Filter the entries that follow, copying every line in which the word "dalam" appears.

Start of Materials provided

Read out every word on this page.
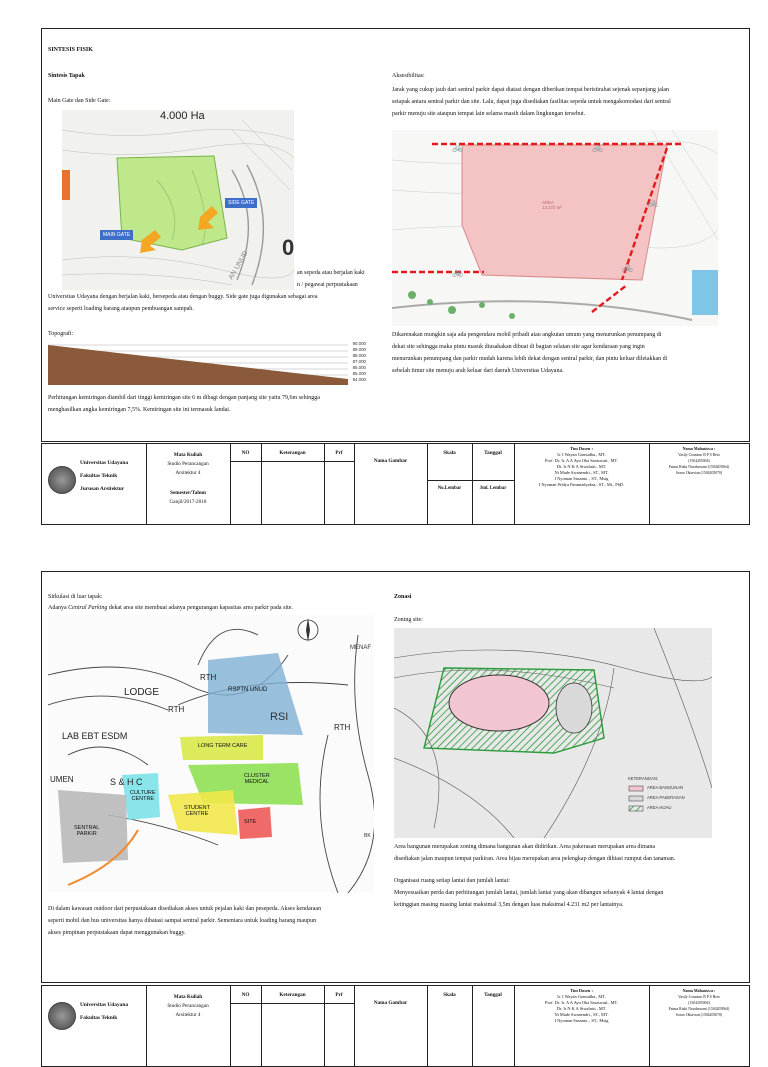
SINTESIS FISIK
Sintesis Tapak
Main Gate dan Side Gate:
0
AN UNUD
4.000 Ha
SIDE GATE
MAIN GATE
an sepeda atau berjalan kaki
n / pegawai perpustakaan
Universitas Udayana dengan berjalan kaki, bersepeda atau dengan buggy. Side gate juga digunakan sebagai area
service seperti loading barang ataupun pembuangan sampah.
Topografi:
90.000
89.000
88.000
87.000
86.000
85.000
84.000
Perhitungan kemiringan diambil dari tinggi kemiringan site 6 m dibagi dengan panjang site yaitu 79,6m sehingga
menghasilkan angka kemiringan 7,5%. Kemiringan site ini termasuk landai.
Aksesibilitas:
Jarak yang cukup jauh dari sentral parkir dapat diatasi dengan diberikan tempat beristirahat sejenak sepanjang jalan
setapak antara sentral parkir dan site. Lalu, dapat juga disediakan fasilitas sepeda untuk mengakomodasi dari sentral
parkir menuju site ataupun tempat lain selama masih dalam lingkungan tersebut.
🚲	🚲
🚲
🚲	🚲
AREA
13.172 m²
Dikarenakan mungkin saja ada pengendara mobil pribadi atau angkutan umum yang menurunkan penumpang di
dekat site sehingga maka pintu masuk diusahakan dibuat di bagian selatan site agar kendaraan yang ingin
menurunkan penumpang dan parkir mudah karena lebih dekat dengan sentral parkir, dan pintu keluar diletakkan di
sebelah timur site menuju arah keluar dari daerah Universitas Udayana.
Universitas Udayana
Fakultas Teknik
Jurusan Arsitektur
Mata Kuliah
Studio Perancangan
Arsitektur 4
Semester/Tahun
Ganjil/2017-2018
NO	Keterangan	Prf
Nama Gambar
Skala	Tanggal
No.Lembar	Jml. Lembar
Tim Dosen :
Ir. I Wayan Gomudha., MT.
Prof. Dr. Ir. A A Ayu Oka Saraswati., MT.
Dr. Ir N K A Siwalatri., MT.
Ni Made Swanendri., ST., MT.
I Nyoman Susanta ., ST., Mstg
I Nyoman Widya Paramadyaksa., ST., Mt., PhD.
Nama Mahasiswa :
Vasily Cosmino B P S Beto
(1504205004)
Fatma Rizki Nurabawani (1504205064)
Sonor Oktavian (1504205070)
Sirkulasi di luar tapak:
Adanya Central Parking dekat area site membuat adanya pengurangan kapasitas area parkir pada site.
LODGE
RTH
RTH
RTH
RSPTN UNUD
RSI
LONG TERM CARE
CLUSTER
MEDICAL
STUDENT
CENTRE
SITE
CULTURE
CENTRE
LAB EBT ESDM
S & H C
UMEN
SENTRAL
PARKIR
MENAF
BK
Di dalam kawasan outdoor dari perpustakaan disediakan akses untuk pejalan kaki dan pesepeda. Akses kendaraan
seperti mobil dan bus universitas hanya dibatasi sampai sentral parkir. Sementara untuk loading barang maupun
akses pimpinan perpustakaan dapat menggunakan buggy.
Zonasi
Zoning site:
KETERANGAN:
AREA BANGUNAN
AREA PAKERASAN
AREA HIJAU
Area bangunan merupakan zoning dimana bangunan akan didirikan. Area pakerasan merupakan area dimana
disediakan jalan maupun tempat parkiran. Area hijau merupakan area pelengkap dengan dihiasi rumput dan tanaman.
Organisasi ruang setiap lantai dan jumlah lantai:
Menyesuaikan perda dan perhitungan jumlah lantai, jumlah lantai yang akan dibangun sebanyak 4 lantai dengan
ketinggian masing masing lantai maksimal 3,5m dengan luas maksimal 4.231 m2 per lantainya.
Universitas Udayana
Fakultas Teknik
Mata Kuliah
Studio Perancangan
Arsitektur 4
NO	Keterangan	Prf
Nama Gambar
Skala	Tanggal
Tim Dosen :
Ir. I Wayan Gomudha., MT.
Prof. Dr. Ir. A A Ayu Oka Saraswati., MT.
Dr. Ir N K A Siwalatri., MT.
Ni Made Swanendri., ST., MT.
I Nyoman Susanta ., ST., Mstg
Nama Mahasiswa :
Vasily Cosmino B P S Beto
(1504205004)
Fatma Rizki Nurabawani (1504205064)
Sonor Oktavian (1504205070)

End of Materials provided

→ **Written answer**:
parkir menuju site ataupun tempat lain selama masih dalam lingkungan tersebut.
Di dalam kawasan outdoor dari perpustakaan disediakan akses untuk pejalan kaki dan pesepeda. Akses kendaraan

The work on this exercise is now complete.